* Begin Information given *
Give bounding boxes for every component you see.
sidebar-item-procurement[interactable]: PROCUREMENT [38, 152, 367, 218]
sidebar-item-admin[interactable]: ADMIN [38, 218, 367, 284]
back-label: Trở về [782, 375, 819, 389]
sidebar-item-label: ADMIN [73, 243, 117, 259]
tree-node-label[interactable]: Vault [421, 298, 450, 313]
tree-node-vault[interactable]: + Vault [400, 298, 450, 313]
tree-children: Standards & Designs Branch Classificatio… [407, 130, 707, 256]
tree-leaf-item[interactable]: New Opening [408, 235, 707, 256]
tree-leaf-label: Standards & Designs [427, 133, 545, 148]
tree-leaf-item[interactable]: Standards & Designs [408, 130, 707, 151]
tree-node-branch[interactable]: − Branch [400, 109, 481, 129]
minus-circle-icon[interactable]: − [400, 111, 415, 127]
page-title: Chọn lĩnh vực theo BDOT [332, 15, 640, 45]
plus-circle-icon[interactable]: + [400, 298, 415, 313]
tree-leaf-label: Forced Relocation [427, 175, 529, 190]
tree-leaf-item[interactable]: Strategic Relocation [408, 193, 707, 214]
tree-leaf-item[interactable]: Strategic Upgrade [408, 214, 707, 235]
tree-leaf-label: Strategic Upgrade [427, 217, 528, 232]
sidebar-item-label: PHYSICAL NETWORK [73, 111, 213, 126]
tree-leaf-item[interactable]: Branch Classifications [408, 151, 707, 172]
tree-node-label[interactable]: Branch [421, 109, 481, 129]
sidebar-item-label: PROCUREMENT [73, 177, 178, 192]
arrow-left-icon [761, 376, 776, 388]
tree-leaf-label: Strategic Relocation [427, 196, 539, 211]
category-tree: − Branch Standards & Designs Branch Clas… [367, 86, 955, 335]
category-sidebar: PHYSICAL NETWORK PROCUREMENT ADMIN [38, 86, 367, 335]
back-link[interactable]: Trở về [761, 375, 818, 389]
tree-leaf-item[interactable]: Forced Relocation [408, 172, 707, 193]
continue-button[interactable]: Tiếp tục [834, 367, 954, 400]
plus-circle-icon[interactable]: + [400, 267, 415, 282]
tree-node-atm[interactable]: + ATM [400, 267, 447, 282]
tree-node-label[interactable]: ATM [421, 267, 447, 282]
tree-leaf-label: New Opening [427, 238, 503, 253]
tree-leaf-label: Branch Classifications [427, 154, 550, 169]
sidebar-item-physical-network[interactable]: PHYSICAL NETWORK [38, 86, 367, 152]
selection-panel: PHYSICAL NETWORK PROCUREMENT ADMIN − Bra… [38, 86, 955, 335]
* End Information given *
→ **Problem**:
Copy all of the lines above word for word.

→ **Answer to this problem**:
Give bounding boxes for every component you see.
sidebar-item-procurement[interactable]: PROCUREMENT [38, 152, 367, 218]
sidebar-item-admin[interactable]: ADMIN [38, 218, 367, 284]
back-label: Trở về [782, 375, 819, 389]
sidebar-item-label: ADMIN [73, 243, 117, 259]
tree-node-label[interactable]: Vault [421, 298, 450, 313]
tree-node-vault[interactable]: + Vault [400, 298, 450, 313]
tree-children: Standards & Designs Branch Classificatio… [407, 130, 707, 256]
tree-leaf-item[interactable]: New Opening [408, 235, 707, 256]
tree-leaf-label: Standards & Designs [427, 133, 545, 148]
tree-leaf-item[interactable]: Standards & Designs [408, 130, 707, 151]
tree-node-branch[interactable]: − Branch [400, 109, 481, 129]
minus-circle-icon[interactable]: − [400, 111, 415, 127]
page-title: Chọn lĩnh vực theo BDOT [332, 15, 640, 45]
plus-circle-icon[interactable]: + [400, 298, 415, 313]
tree-leaf-label: Forced Relocation [427, 175, 529, 190]
tree-leaf-item[interactable]: Strategic Relocation [408, 193, 707, 214]
tree-leaf-item[interactable]: Strategic Upgrade [408, 214, 707, 235]
tree-leaf-label: Strategic Upgrade [427, 217, 528, 232]
sidebar-item-label: PHYSICAL NETWORK [73, 111, 213, 126]
tree-leaf-item[interactable]: Branch Classifications [408, 151, 707, 172]
tree-node-label[interactable]: Branch [421, 109, 481, 129]
sidebar-item-label: PROCUREMENT [73, 177, 178, 192]
arrow-left-icon [761, 376, 776, 388]
tree-leaf-label: Strategic Relocation [427, 196, 539, 211]
category-tree: − Branch Standards & Designs Branch Clas… [367, 86, 955, 335]
category-sidebar: PHYSICAL NETWORK PROCUREMENT ADMIN [38, 86, 367, 335]
back-link[interactable]: Trở về [761, 375, 818, 389]
tree-leaf-item[interactable]: Forced Relocation [408, 172, 707, 193]
continue-button[interactable]: Tiếp tục [834, 367, 954, 400]
plus-circle-icon[interactable]: + [400, 267, 415, 282]
tree-node-atm[interactable]: + ATM [400, 267, 447, 282]
tree-node-label[interactable]: ATM [421, 267, 447, 282]
tree-leaf-label: New Opening [427, 238, 503, 253]
tree-leaf-label: Branch Classifications [427, 154, 550, 169]
sidebar-item-physical-network[interactable]: PHYSICAL NETWORK [38, 86, 367, 152]
selection-panel: PHYSICAL NETWORK PROCUREMENT ADMIN − Bra… [38, 86, 955, 335]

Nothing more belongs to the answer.